What the exercise asks: Return every record verbatim.

— start of Material for this exercise —

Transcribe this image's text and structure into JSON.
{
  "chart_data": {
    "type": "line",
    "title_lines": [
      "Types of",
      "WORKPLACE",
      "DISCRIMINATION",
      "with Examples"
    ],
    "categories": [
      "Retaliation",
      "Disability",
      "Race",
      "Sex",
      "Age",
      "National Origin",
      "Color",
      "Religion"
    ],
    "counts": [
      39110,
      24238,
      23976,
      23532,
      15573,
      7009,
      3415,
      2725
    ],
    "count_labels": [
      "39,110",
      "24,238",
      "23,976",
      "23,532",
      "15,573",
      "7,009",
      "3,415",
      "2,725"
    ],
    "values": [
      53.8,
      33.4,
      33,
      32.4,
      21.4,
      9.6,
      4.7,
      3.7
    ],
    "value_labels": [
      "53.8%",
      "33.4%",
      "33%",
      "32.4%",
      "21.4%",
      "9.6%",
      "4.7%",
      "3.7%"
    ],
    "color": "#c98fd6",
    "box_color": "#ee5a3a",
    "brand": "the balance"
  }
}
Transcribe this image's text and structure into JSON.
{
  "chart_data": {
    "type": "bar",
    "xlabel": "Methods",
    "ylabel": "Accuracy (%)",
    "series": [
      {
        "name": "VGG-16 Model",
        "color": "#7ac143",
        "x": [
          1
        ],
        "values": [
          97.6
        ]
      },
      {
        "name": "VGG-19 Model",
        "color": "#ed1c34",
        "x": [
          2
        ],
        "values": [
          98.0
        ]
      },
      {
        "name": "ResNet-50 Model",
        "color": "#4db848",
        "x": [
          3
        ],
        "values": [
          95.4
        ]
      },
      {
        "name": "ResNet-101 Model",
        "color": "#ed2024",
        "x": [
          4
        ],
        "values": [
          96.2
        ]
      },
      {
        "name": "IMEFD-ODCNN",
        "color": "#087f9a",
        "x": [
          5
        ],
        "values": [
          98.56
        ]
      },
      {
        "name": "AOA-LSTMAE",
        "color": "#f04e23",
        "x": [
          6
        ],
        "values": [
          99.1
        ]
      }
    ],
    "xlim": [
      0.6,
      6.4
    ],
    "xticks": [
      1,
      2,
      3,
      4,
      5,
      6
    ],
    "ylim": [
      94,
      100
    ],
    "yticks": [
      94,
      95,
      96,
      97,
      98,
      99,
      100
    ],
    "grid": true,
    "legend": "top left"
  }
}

— end of Material for this exercise —

Task answer:
Transcribe this image's text and structure into JSON.
{
  "chart_data": {
    "type": "line",
    "title_lines": [
      "Types of",
      "WORKPLACE",
      "DISCRIMINATION",
      "with Examples"
    ],
    "categories": [
      "Retaliation",
      "Disability",
      "Race",
      "Sex",
      "Age",
      "National Origin",
      "Color",
      "Religion"
    ],
    "counts": [
      39110,
      24238,
      23976,
      23532,
      15573,
      7009,
      3415,
      2725
    ],
    "count_labels": [
      "39,110",
      "24,238",
      "23,976",
      "23,532",
      "15,573",
      "7,009",
      "3,415",
      "2,725"
    ],
    "values": [
      53.8,
      33.4,
      33,
      32.4,
      21.4,
      9.6,
      4.7,
      3.7
    ],
    "value_labels": [
      "53.8%",
      "33.4%",
      "33%",
      "32.4%",
      "21.4%",
      "9.6%",
      "4.7%",
      "3.7%"
    ],
    "color": "#c98fd6",
    "box_color": "#ee5a3a",
    "brand": "the balance"
  }
}
Transcribe this image's text and structure into JSON.
{
  "chart_data": {
    "type": "bar",
    "xlabel": "Methods",
    "ylabel": "Accuracy (%)",
    "series": [
      {
        "name": "VGG-16 Model",
        "color": "#7ac143",
        "x": [
          1
        ],
        "values": [
          97.6
        ]
      },
      {
        "name": "VGG-19 Model",
        "color": "#ed1c34",
        "x": [
          2
        ],
        "values": [
          98.0
        ]
      },
      {
        "name": "ResNet-50 Model",
        "color": "#4db848",
        "x": [
          3
        ],
        "values": [
          95.4
        ]
      },
      {
        "name": "ResNet-101 Model",
        "color": "#ed2024",
        "x": [
          4
        ],
        "values": [
          96.2
        ]
      },
      {
        "name": "IMEFD-ODCNN",
        "color": "#087f9a",
        "x": [
          5
        ],
        "values": [
          98.56
        ]
      },
      {
        "name": "AOA-LSTMAE",
        "color": "#f04e23",
        "x": [
          6
        ],
        "values": [
          99.1
        ]
      }
    ],
    "xlim": [
      0.6,
      6.4
    ],
    "xticks": [
      1,
      2,
      3,
      4,
      5,
      6
    ],
    "ylim": [
      94,
      100
    ],
    "yticks": [
      94,
      95,
      96,
      97,
      98,
      99,
      100
    ],
    "grid": true,
    "legend": "top left"
  }
}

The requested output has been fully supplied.